> _RAW RECORDS_:
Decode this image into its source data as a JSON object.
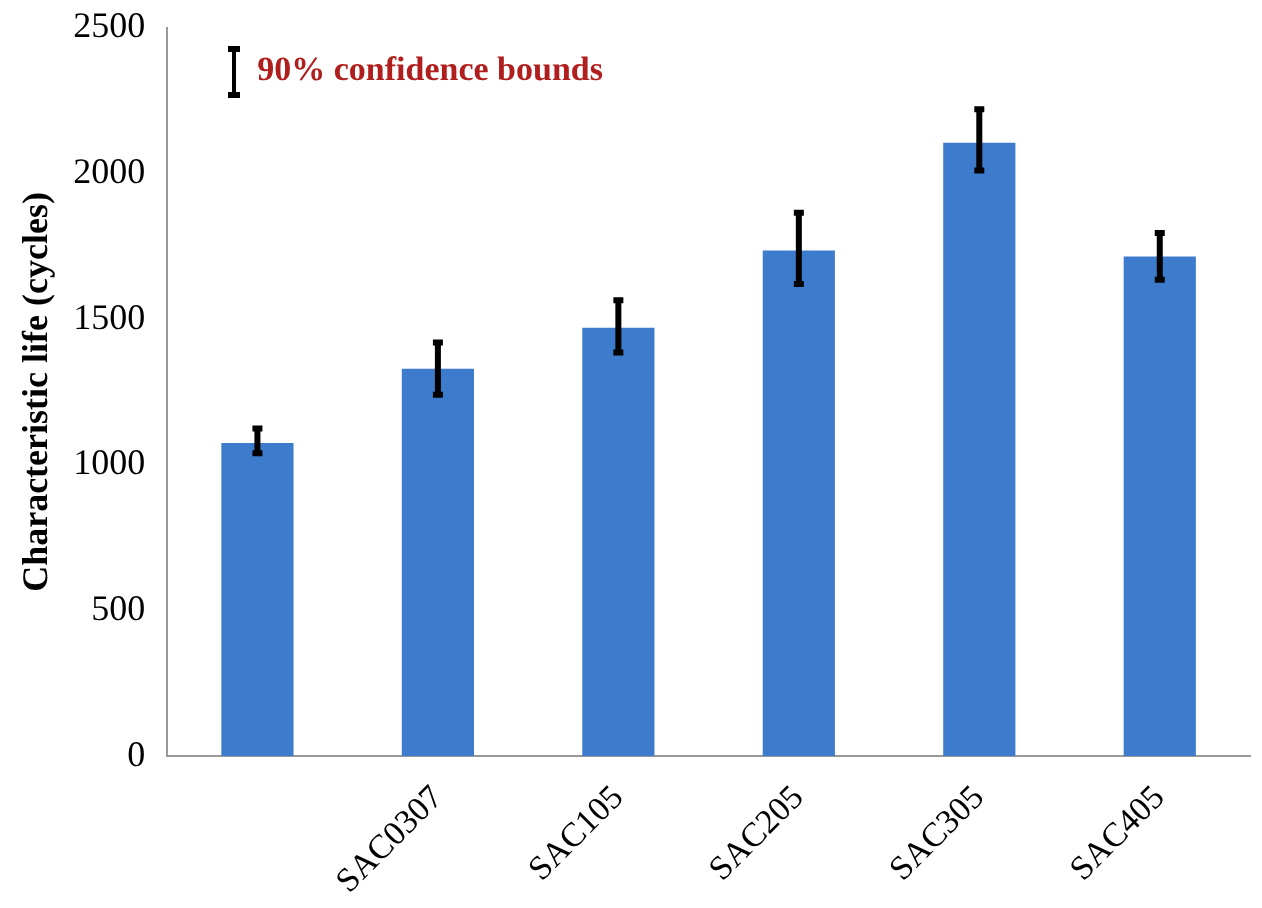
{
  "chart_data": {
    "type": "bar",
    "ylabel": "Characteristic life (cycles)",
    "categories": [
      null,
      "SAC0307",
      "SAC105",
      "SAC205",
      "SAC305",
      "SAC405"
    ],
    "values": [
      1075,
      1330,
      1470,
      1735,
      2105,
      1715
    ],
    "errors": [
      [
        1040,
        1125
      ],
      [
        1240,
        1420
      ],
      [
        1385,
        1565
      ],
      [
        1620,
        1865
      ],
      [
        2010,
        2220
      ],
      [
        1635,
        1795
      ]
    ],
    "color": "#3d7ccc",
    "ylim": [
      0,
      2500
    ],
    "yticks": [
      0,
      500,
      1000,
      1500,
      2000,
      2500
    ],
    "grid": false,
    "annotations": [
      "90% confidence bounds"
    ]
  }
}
...
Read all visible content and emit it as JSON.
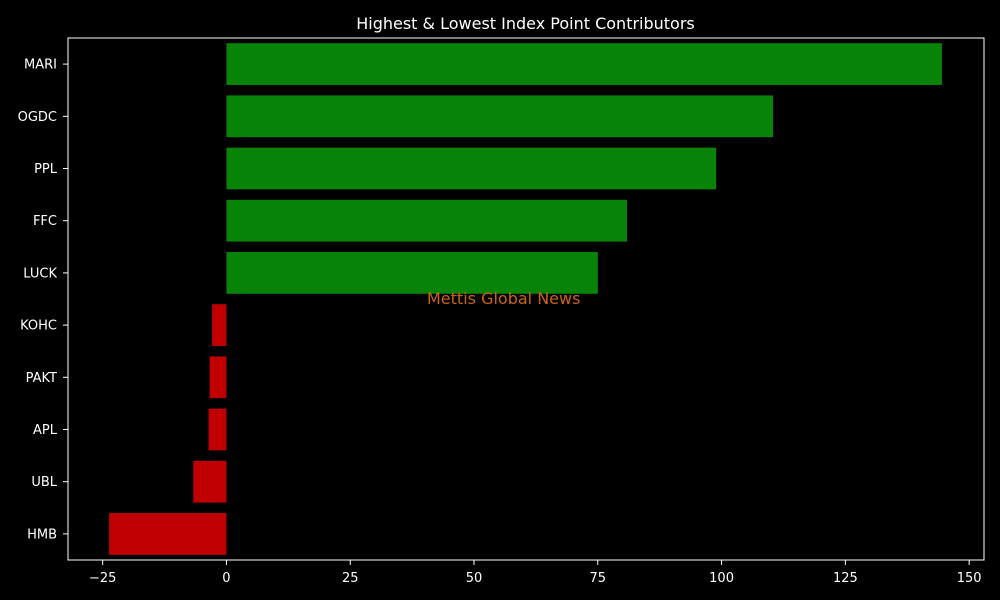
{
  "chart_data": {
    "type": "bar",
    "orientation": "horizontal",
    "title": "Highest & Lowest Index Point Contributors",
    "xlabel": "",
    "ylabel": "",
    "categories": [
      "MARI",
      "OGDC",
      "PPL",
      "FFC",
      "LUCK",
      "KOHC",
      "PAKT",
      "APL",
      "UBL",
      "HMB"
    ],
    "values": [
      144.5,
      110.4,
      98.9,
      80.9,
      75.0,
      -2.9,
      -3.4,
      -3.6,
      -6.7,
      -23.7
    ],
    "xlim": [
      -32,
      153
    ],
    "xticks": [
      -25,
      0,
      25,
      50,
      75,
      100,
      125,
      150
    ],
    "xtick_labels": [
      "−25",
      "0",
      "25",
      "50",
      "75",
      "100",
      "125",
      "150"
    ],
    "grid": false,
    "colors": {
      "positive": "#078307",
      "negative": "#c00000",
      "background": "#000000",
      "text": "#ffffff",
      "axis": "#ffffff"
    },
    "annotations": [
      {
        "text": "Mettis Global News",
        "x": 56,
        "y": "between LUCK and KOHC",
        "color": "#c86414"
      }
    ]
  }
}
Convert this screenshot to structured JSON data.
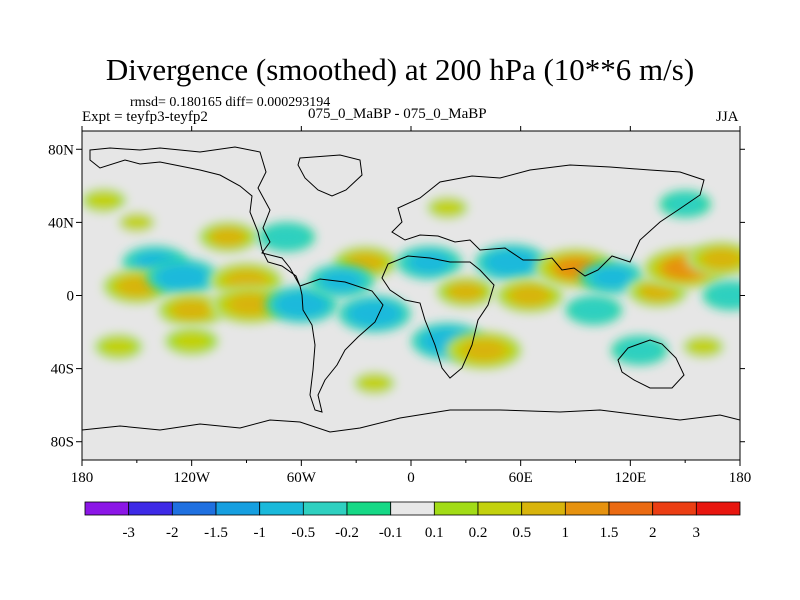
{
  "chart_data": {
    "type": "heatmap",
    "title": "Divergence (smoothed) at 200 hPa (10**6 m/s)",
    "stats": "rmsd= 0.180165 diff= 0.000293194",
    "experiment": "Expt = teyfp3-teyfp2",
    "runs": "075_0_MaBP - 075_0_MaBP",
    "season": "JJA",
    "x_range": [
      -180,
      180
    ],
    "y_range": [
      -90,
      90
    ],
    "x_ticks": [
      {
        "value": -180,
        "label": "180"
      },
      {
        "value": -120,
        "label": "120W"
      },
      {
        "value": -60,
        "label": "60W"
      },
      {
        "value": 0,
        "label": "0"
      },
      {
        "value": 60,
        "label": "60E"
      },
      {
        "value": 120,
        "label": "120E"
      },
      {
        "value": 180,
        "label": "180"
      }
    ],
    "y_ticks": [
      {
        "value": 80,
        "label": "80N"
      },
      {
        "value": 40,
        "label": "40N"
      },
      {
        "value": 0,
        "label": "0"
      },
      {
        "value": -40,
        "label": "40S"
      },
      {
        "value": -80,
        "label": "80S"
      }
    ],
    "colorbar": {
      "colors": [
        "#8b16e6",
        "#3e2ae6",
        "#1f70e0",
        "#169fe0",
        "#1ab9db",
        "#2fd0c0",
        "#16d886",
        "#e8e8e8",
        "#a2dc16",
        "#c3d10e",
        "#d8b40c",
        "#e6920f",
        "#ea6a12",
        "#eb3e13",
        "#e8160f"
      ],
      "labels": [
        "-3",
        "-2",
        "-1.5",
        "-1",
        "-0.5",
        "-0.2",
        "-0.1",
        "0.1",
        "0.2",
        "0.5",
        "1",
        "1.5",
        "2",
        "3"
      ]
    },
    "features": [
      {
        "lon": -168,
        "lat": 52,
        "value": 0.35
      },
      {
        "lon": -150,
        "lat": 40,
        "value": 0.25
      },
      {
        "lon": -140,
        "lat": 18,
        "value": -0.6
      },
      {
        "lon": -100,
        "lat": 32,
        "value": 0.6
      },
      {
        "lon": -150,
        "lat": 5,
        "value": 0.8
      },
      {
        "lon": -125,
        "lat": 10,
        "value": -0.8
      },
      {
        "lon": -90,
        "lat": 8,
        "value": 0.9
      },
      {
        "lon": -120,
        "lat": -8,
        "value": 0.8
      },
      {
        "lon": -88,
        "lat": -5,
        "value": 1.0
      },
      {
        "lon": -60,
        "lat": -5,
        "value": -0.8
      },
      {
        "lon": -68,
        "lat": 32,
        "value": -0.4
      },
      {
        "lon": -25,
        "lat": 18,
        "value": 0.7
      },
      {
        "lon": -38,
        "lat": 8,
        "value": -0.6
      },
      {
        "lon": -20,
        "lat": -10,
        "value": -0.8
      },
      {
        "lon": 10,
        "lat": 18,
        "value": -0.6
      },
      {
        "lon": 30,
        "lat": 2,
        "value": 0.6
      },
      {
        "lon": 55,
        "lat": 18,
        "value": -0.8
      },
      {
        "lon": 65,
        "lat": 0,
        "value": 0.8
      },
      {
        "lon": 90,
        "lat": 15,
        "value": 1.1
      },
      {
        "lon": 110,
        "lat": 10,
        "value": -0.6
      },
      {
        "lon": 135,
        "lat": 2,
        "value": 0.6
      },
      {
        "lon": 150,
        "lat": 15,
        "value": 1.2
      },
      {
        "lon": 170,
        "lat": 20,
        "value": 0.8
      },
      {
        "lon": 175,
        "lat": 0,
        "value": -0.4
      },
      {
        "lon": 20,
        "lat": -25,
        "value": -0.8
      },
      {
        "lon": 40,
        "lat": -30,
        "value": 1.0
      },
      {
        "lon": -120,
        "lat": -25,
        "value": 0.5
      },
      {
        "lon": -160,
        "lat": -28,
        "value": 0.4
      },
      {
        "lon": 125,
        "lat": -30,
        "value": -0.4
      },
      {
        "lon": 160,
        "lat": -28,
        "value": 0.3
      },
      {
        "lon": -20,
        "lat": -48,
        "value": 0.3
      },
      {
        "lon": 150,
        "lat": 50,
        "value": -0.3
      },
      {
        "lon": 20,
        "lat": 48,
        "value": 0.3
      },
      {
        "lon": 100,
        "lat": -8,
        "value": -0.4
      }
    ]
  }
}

> _WORK REQUIRED_: Go through the records and show every line with the string "JSON" in it.

> _RESULT FOR THIS EXERCISE_:
Decode this image into its source data as a JSON object.
Read all visible content and emit it as JSON.
Convert this screenshot to structured JSON data.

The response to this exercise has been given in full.